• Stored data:

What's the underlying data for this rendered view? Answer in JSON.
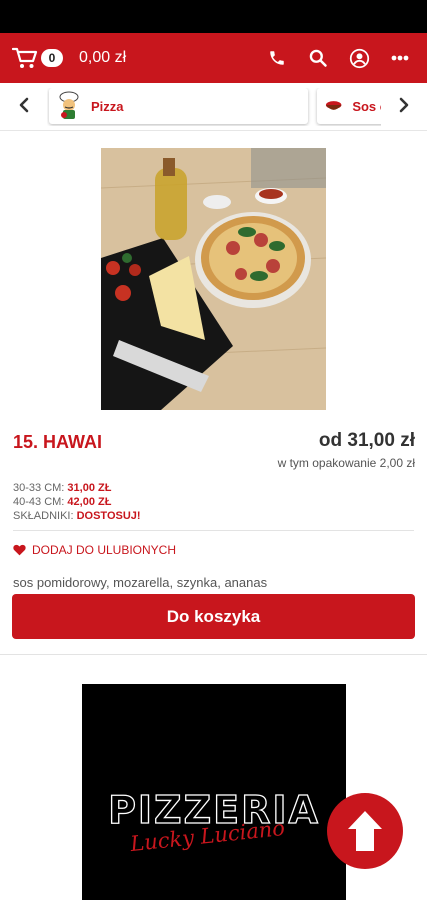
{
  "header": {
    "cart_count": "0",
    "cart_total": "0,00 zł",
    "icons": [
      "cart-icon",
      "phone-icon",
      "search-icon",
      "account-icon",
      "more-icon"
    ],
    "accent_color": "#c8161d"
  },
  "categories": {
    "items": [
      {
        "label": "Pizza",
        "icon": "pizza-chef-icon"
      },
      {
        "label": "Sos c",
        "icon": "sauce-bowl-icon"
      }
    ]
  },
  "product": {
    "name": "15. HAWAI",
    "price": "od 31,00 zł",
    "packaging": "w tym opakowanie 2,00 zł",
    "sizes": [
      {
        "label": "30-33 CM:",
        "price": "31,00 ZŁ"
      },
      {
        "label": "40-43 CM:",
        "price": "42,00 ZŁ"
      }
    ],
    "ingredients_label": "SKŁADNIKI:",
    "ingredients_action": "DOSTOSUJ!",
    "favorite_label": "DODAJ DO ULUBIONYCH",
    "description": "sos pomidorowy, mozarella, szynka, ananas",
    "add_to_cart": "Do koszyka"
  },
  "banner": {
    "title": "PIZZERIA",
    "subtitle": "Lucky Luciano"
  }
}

• REQUIREMENTS: Copy out every line from the data above that has "price" in it.

• RESPONSE:
    "price": "od 31,00 zł",
        "price": "31,00 ZŁ"
        "price": "42,00 ZŁ"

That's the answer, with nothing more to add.